■ Goal
Identify every line containing the word "Green" and reproduce each one.

[Extracted data entries]

•••••

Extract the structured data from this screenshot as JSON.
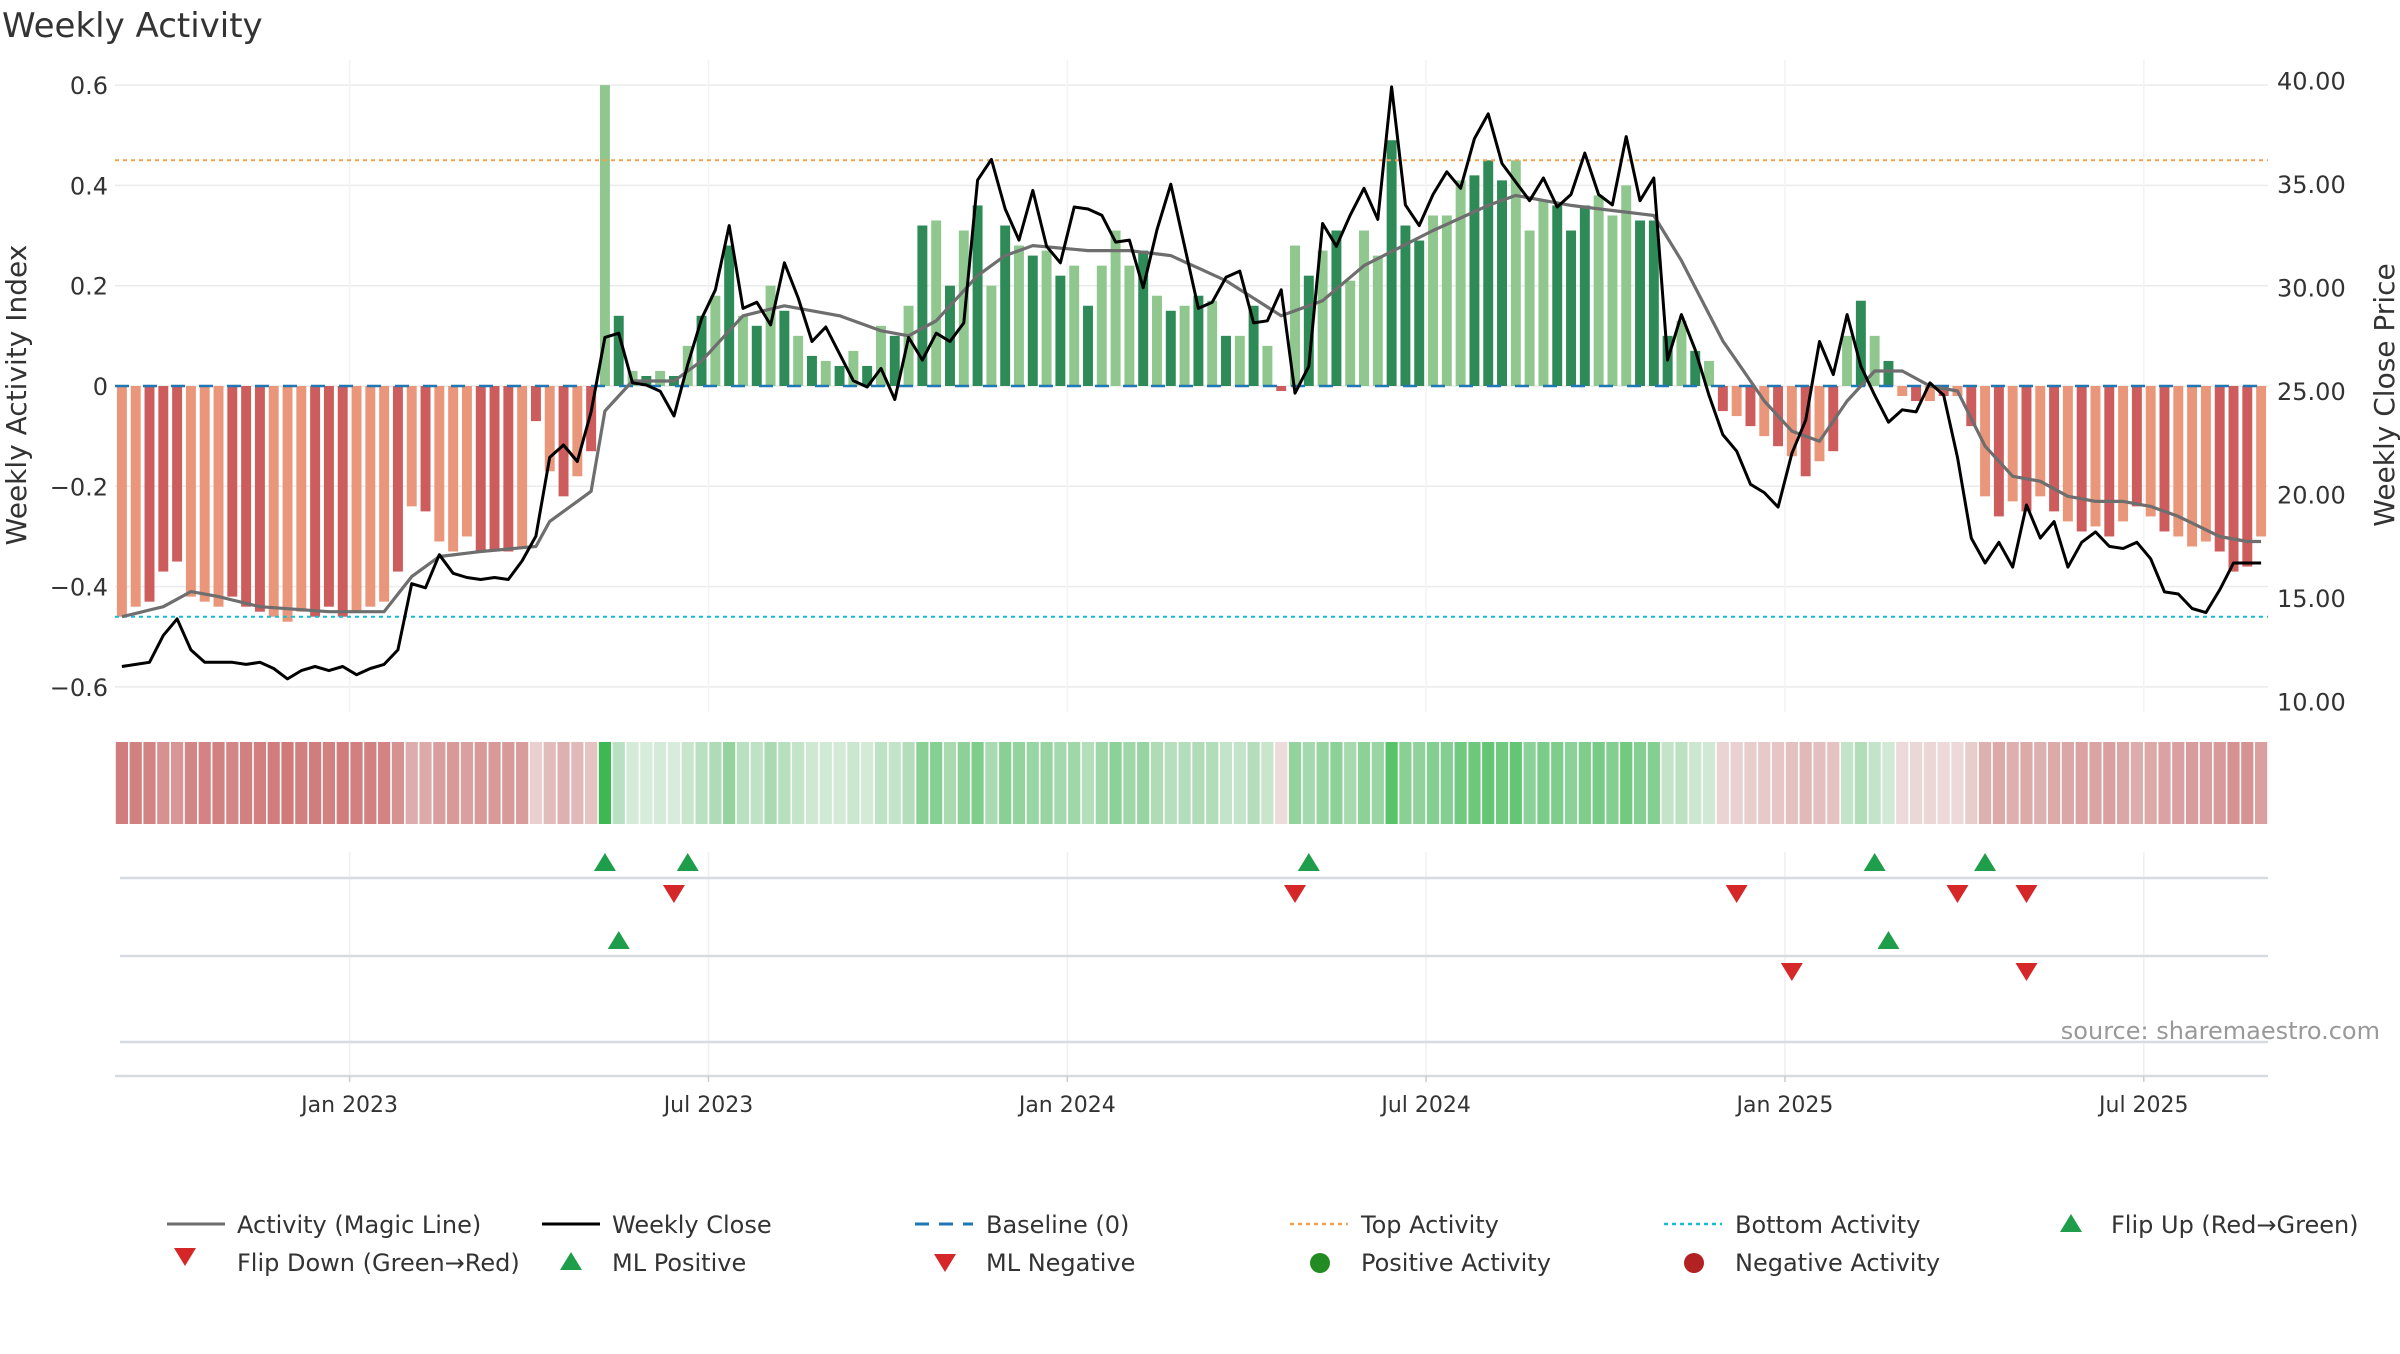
{
  "chart_data": {
    "type": "bar",
    "title": "Weekly Activity",
    "ylabel": "Weekly Activity Index",
    "y2label": "Weekly Close Price",
    "ylim": [
      -0.65,
      0.65
    ],
    "y2lim": [
      9.5,
      41.0
    ],
    "yticks": [
      0.6,
      0.4,
      0.2,
      0,
      -0.2,
      -0.4,
      -0.6
    ],
    "ytick_labels": [
      "0.6",
      "0.4",
      "0.2",
      "0",
      "−0.2",
      "−0.4",
      "−0.6"
    ],
    "y2ticks": [
      40,
      35,
      30,
      25,
      20,
      15,
      10
    ],
    "y2tick_labels": [
      "40.00",
      "35.00",
      "30.00",
      "25.00",
      "20.00",
      "15.00",
      "10.00"
    ],
    "xaxis": {
      "weeks": 156,
      "first_week": "2022-09-05",
      "ticks": [
        {
          "label": "Jan 2023",
          "week": 17
        },
        {
          "label": "Jul 2023",
          "week": 43
        },
        {
          "label": "Jan 2024",
          "week": 69
        },
        {
          "label": "Jul 2024",
          "week": 95
        },
        {
          "label": "Jan 2025",
          "week": 121
        },
        {
          "label": "Jul 2025",
          "week": 147
        }
      ]
    },
    "top_activity": 0.45,
    "bottom_activity": -0.46,
    "baseline": 0,
    "activity_anchors": [
      [
        0,
        -0.46
      ],
      [
        1,
        -0.44
      ],
      [
        2,
        -0.43
      ],
      [
        3,
        -0.37
      ],
      [
        4,
        -0.35
      ],
      [
        5,
        -0.42
      ],
      [
        6,
        -0.43
      ],
      [
        7,
        -0.44
      ],
      [
        8,
        -0.42
      ],
      [
        9,
        -0.44
      ],
      [
        10,
        -0.45
      ],
      [
        11,
        -0.46
      ],
      [
        12,
        -0.47
      ],
      [
        13,
        -0.45
      ],
      [
        14,
        -0.46
      ],
      [
        15,
        -0.44
      ],
      [
        16,
        -0.46
      ],
      [
        17,
        -0.45
      ],
      [
        18,
        -0.44
      ],
      [
        19,
        -0.43
      ],
      [
        20,
        -0.37
      ],
      [
        21,
        -0.24
      ],
      [
        22,
        -0.25
      ],
      [
        23,
        -0.31
      ],
      [
        24,
        -0.33
      ],
      [
        25,
        -0.3
      ],
      [
        26,
        -0.33
      ],
      [
        27,
        -0.33
      ],
      [
        28,
        -0.33
      ],
      [
        29,
        -0.32
      ],
      [
        30,
        -0.07
      ],
      [
        31,
        -0.17
      ],
      [
        32,
        -0.22
      ],
      [
        33,
        -0.18
      ],
      [
        34,
        -0.13
      ],
      [
        35,
        0.6
      ],
      [
        36,
        0.14
      ],
      [
        37,
        0.03
      ],
      [
        38,
        0.02
      ],
      [
        39,
        0.03
      ],
      [
        40,
        0.02
      ],
      [
        41,
        0.08
      ],
      [
        42,
        0.14
      ],
      [
        43,
        0.18
      ],
      [
        44,
        0.28
      ],
      [
        45,
        0.14
      ],
      [
        46,
        0.12
      ],
      [
        47,
        0.2
      ],
      [
        48,
        0.15
      ],
      [
        49,
        0.1
      ],
      [
        50,
        0.06
      ],
      [
        51,
        0.05
      ],
      [
        52,
        0.04
      ],
      [
        53,
        0.07
      ],
      [
        54,
        0.04
      ],
      [
        55,
        0.12
      ],
      [
        56,
        0.1
      ],
      [
        57,
        0.16
      ],
      [
        58,
        0.32
      ],
      [
        59,
        0.33
      ],
      [
        60,
        0.2
      ],
      [
        61,
        0.31
      ],
      [
        62,
        0.36
      ],
      [
        63,
        0.2
      ],
      [
        64,
        0.32
      ],
      [
        65,
        0.28
      ],
      [
        66,
        0.26
      ],
      [
        67,
        0.27
      ],
      [
        68,
        0.22
      ],
      [
        69,
        0.24
      ],
      [
        70,
        0.16
      ],
      [
        71,
        0.24
      ],
      [
        72,
        0.31
      ],
      [
        73,
        0.24
      ],
      [
        74,
        0.27
      ],
      [
        75,
        0.18
      ],
      [
        76,
        0.15
      ],
      [
        77,
        0.16
      ],
      [
        78,
        0.18
      ],
      [
        79,
        0.17
      ],
      [
        80,
        0.1
      ],
      [
        81,
        0.1
      ],
      [
        82,
        0.16
      ],
      [
        83,
        0.08
      ],
      [
        84,
        -0.01
      ],
      [
        85,
        0.28
      ],
      [
        86,
        0.22
      ],
      [
        87,
        0.27
      ],
      [
        88,
        0.31
      ],
      [
        89,
        0.21
      ],
      [
        90,
        0.31
      ],
      [
        91,
        0.26
      ],
      [
        92,
        0.49
      ],
      [
        93,
        0.32
      ],
      [
        94,
        0.29
      ],
      [
        95,
        0.34
      ],
      [
        96,
        0.34
      ],
      [
        97,
        0.41
      ],
      [
        98,
        0.42
      ],
      [
        99,
        0.45
      ],
      [
        100,
        0.41
      ],
      [
        101,
        0.45
      ],
      [
        102,
        0.31
      ],
      [
        103,
        0.37
      ],
      [
        104,
        0.36
      ],
      [
        105,
        0.31
      ],
      [
        106,
        0.36
      ],
      [
        107,
        0.38
      ],
      [
        108,
        0.34
      ],
      [
        109,
        0.4
      ],
      [
        110,
        0.33
      ],
      [
        111,
        0.33
      ],
      [
        112,
        0.1
      ],
      [
        113,
        0.13
      ],
      [
        114,
        0.07
      ],
      [
        115,
        0.05
      ],
      [
        116,
        -0.05
      ],
      [
        117,
        -0.06
      ],
      [
        118,
        -0.08
      ],
      [
        119,
        -0.1
      ],
      [
        120,
        -0.12
      ],
      [
        121,
        -0.14
      ],
      [
        122,
        -0.18
      ],
      [
        123,
        -0.15
      ],
      [
        124,
        -0.13
      ],
      [
        125,
        0.1
      ],
      [
        126,
        0.17
      ],
      [
        127,
        0.1
      ],
      [
        128,
        0.05
      ],
      [
        129,
        -0.02
      ],
      [
        130,
        -0.03
      ],
      [
        131,
        -0.03
      ],
      [
        132,
        -0.02
      ],
      [
        133,
        -0.02
      ],
      [
        134,
        -0.08
      ],
      [
        135,
        -0.22
      ],
      [
        136,
        -0.26
      ],
      [
        137,
        -0.23
      ],
      [
        138,
        -0.25
      ],
      [
        139,
        -0.22
      ],
      [
        140,
        -0.25
      ],
      [
        141,
        -0.27
      ],
      [
        142,
        -0.29
      ],
      [
        143,
        -0.28
      ],
      [
        144,
        -0.3
      ],
      [
        145,
        -0.27
      ],
      [
        146,
        -0.24
      ],
      [
        147,
        -0.26
      ],
      [
        148,
        -0.29
      ],
      [
        149,
        -0.3
      ],
      [
        150,
        -0.32
      ],
      [
        151,
        -0.31
      ],
      [
        152,
        -0.33
      ],
      [
        153,
        -0.37
      ],
      [
        154,
        -0.36
      ],
      [
        155,
        -0.3
      ]
    ],
    "close_anchors": [
      [
        0,
        11.7
      ],
      [
        2,
        11.9
      ],
      [
        3,
        13.2
      ],
      [
        4,
        14.0
      ],
      [
        5,
        12.5
      ],
      [
        6,
        11.9
      ],
      [
        8,
        11.9
      ],
      [
        9,
        11.8
      ],
      [
        10,
        11.9
      ],
      [
        11,
        11.6
      ],
      [
        12,
        11.1
      ],
      [
        13,
        11.5
      ],
      [
        14,
        11.7
      ],
      [
        15,
        11.5
      ],
      [
        16,
        11.7
      ],
      [
        17,
        11.3
      ],
      [
        18,
        11.6
      ],
      [
        19,
        11.8
      ],
      [
        20,
        12.5
      ],
      [
        21,
        15.7
      ],
      [
        22,
        15.5
      ],
      [
        23,
        17.1
      ],
      [
        24,
        16.2
      ],
      [
        25,
        16.0
      ],
      [
        26,
        15.9
      ],
      [
        27,
        16.0
      ],
      [
        28,
        15.9
      ],
      [
        29,
        16.8
      ],
      [
        30,
        18.0
      ],
      [
        31,
        21.8
      ],
      [
        32,
        22.4
      ],
      [
        33,
        21.6
      ],
      [
        34,
        24.0
      ],
      [
        35,
        27.6
      ],
      [
        36,
        27.8
      ],
      [
        37,
        25.4
      ],
      [
        38,
        25.3
      ],
      [
        39,
        25.0
      ],
      [
        40,
        23.8
      ],
      [
        41,
        26.3
      ],
      [
        42,
        28.5
      ],
      [
        43,
        29.9
      ],
      [
        44,
        33.0
      ],
      [
        45,
        29.0
      ],
      [
        46,
        29.3
      ],
      [
        47,
        28.2
      ],
      [
        48,
        31.2
      ],
      [
        49,
        29.5
      ],
      [
        50,
        27.4
      ],
      [
        51,
        28.1
      ],
      [
        52,
        26.8
      ],
      [
        53,
        25.5
      ],
      [
        54,
        25.2
      ],
      [
        55,
        26.1
      ],
      [
        56,
        24.6
      ],
      [
        57,
        27.6
      ],
      [
        58,
        26.5
      ],
      [
        59,
        27.8
      ],
      [
        60,
        27.4
      ],
      [
        61,
        28.3
      ],
      [
        62,
        35.2
      ],
      [
        63,
        36.2
      ],
      [
        64,
        33.8
      ],
      [
        65,
        32.3
      ],
      [
        66,
        34.7
      ],
      [
        67,
        32.0
      ],
      [
        68,
        31.2
      ],
      [
        69,
        33.9
      ],
      [
        70,
        33.8
      ],
      [
        71,
        33.5
      ],
      [
        72,
        32.2
      ],
      [
        73,
        32.3
      ],
      [
        74,
        30.0
      ],
      [
        75,
        32.8
      ],
      [
        76,
        35.0
      ],
      [
        77,
        32.0
      ],
      [
        78,
        29.0
      ],
      [
        79,
        29.3
      ],
      [
        80,
        30.5
      ],
      [
        81,
        30.8
      ],
      [
        82,
        28.3
      ],
      [
        83,
        28.4
      ],
      [
        84,
        29.9
      ],
      [
        85,
        24.9
      ],
      [
        86,
        26.2
      ],
      [
        87,
        33.1
      ],
      [
        88,
        32.0
      ],
      [
        89,
        33.5
      ],
      [
        90,
        34.8
      ],
      [
        91,
        33.3
      ],
      [
        92,
        39.7
      ],
      [
        93,
        34.0
      ],
      [
        94,
        33.0
      ],
      [
        95,
        34.5
      ],
      [
        96,
        35.6
      ],
      [
        97,
        34.8
      ],
      [
        98,
        37.2
      ],
      [
        99,
        38.4
      ],
      [
        100,
        36.0
      ],
      [
        101,
        35.1
      ],
      [
        102,
        34.2
      ],
      [
        103,
        35.3
      ],
      [
        104,
        33.9
      ],
      [
        105,
        34.5
      ],
      [
        106,
        36.5
      ],
      [
        107,
        34.5
      ],
      [
        108,
        34.0
      ],
      [
        109,
        37.3
      ],
      [
        110,
        34.2
      ],
      [
        111,
        35.3
      ],
      [
        112,
        26.5
      ],
      [
        113,
        28.7
      ],
      [
        114,
        27.0
      ],
      [
        115,
        24.8
      ],
      [
        116,
        22.9
      ],
      [
        117,
        22.1
      ],
      [
        118,
        20.5
      ],
      [
        119,
        20.1
      ],
      [
        120,
        19.4
      ],
      [
        121,
        22.0
      ],
      [
        122,
        23.6
      ],
      [
        123,
        27.4
      ],
      [
        124,
        25.8
      ],
      [
        125,
        28.7
      ],
      [
        126,
        26.2
      ],
      [
        127,
        24.8
      ],
      [
        128,
        23.5
      ],
      [
        129,
        24.1
      ],
      [
        130,
        24.0
      ],
      [
        131,
        25.4
      ],
      [
        132,
        24.8
      ],
      [
        133,
        21.8
      ],
      [
        134,
        17.9
      ],
      [
        135,
        16.7
      ],
      [
        136,
        17.7
      ],
      [
        137,
        16.5
      ],
      [
        138,
        19.5
      ],
      [
        139,
        17.9
      ],
      [
        140,
        18.7
      ],
      [
        141,
        16.5
      ],
      [
        142,
        17.7
      ],
      [
        143,
        18.2
      ],
      [
        144,
        17.5
      ],
      [
        145,
        17.4
      ],
      [
        146,
        17.7
      ],
      [
        147,
        16.9
      ],
      [
        148,
        15.3
      ],
      [
        149,
        15.2
      ],
      [
        150,
        14.5
      ],
      [
        151,
        14.3
      ],
      [
        152,
        15.4
      ],
      [
        153,
        16.7
      ]
    ],
    "magic_line_anchors": [
      [
        0,
        -0.46
      ],
      [
        3,
        -0.44
      ],
      [
        5,
        -0.41
      ],
      [
        7,
        -0.42
      ],
      [
        10,
        -0.44
      ],
      [
        15,
        -0.45
      ],
      [
        19,
        -0.45
      ],
      [
        21,
        -0.38
      ],
      [
        23,
        -0.34
      ],
      [
        26,
        -0.33
      ],
      [
        30,
        -0.32
      ],
      [
        31,
        -0.27
      ],
      [
        33,
        -0.23
      ],
      [
        34,
        -0.21
      ],
      [
        35,
        -0.05
      ],
      [
        37,
        0.01
      ],
      [
        40,
        0.01
      ],
      [
        42,
        0.05
      ],
      [
        45,
        0.14
      ],
      [
        48,
        0.16
      ],
      [
        52,
        0.14
      ],
      [
        55,
        0.11
      ],
      [
        57,
        0.1
      ],
      [
        59,
        0.13
      ],
      [
        62,
        0.22
      ],
      [
        64,
        0.26
      ],
      [
        66,
        0.28
      ],
      [
        70,
        0.27
      ],
      [
        73,
        0.27
      ],
      [
        76,
        0.26
      ],
      [
        80,
        0.21
      ],
      [
        84,
        0.14
      ],
      [
        87,
        0.17
      ],
      [
        90,
        0.24
      ],
      [
        95,
        0.31
      ],
      [
        99,
        0.36
      ],
      [
        101,
        0.38
      ],
      [
        105,
        0.36
      ],
      [
        108,
        0.35
      ],
      [
        111,
        0.34
      ],
      [
        113,
        0.25
      ],
      [
        116,
        0.09
      ],
      [
        119,
        -0.03
      ],
      [
        121,
        -0.09
      ],
      [
        123,
        -0.11
      ],
      [
        125,
        -0.03
      ],
      [
        127,
        0.03
      ],
      [
        129,
        0.03
      ],
      [
        131,
        0.0
      ],
      [
        133,
        -0.01
      ],
      [
        135,
        -0.12
      ],
      [
        137,
        -0.18
      ],
      [
        139,
        -0.19
      ],
      [
        141,
        -0.22
      ],
      [
        143,
        -0.23
      ],
      [
        145,
        -0.23
      ],
      [
        147,
        -0.24
      ],
      [
        149,
        -0.26
      ],
      [
        152,
        -0.3
      ],
      [
        154,
        -0.31
      ]
    ],
    "flip_up_weeks": [
      35,
      41,
      86,
      127,
      135
    ],
    "flip_down_weeks": [
      40,
      85,
      117,
      133,
      138
    ],
    "ml_positive_weeks": [
      36,
      128
    ],
    "ml_negative_weeks": [
      121,
      138
    ],
    "legend": {
      "magic_line": "Activity (Magic Line)",
      "weekly_close": "Weekly Close",
      "baseline": "Baseline (0)",
      "top_activity": "Top Activity",
      "bottom_activity": "Bottom Activity",
      "flip_up": "Flip Up (Red→Green)",
      "flip_down": "Flip Down (Green→Red)",
      "ml_positive": "ML Positive",
      "ml_negative": "ML Negative",
      "positive_activity": "Positive Activity",
      "negative_activity": "Negative Activity"
    },
    "legend_placement": "bottom",
    "source": "source: sharemaestro.com"
  },
  "colors": {
    "pos_strong": "#2e8b57",
    "pos_light": "#8fc78f",
    "neg_strong": "#cd5c5c",
    "neg_light": "#e9967a",
    "magic_line": "#6e6e6e",
    "close_line": "#000000",
    "baseline": "#1f77b4",
    "top_line": "#f0a050",
    "bottom_line": "#17becf",
    "flip_up": "#1e9e4a",
    "flip_down": "#d62728",
    "pos_dot": "#228b22",
    "neg_dot": "#b22222"
  }
}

•••••

■ Solution to the exercise
      "flip_up": "Flip Up (Red→Green)",
      "flip_down": "Flip Down (Green→Red)",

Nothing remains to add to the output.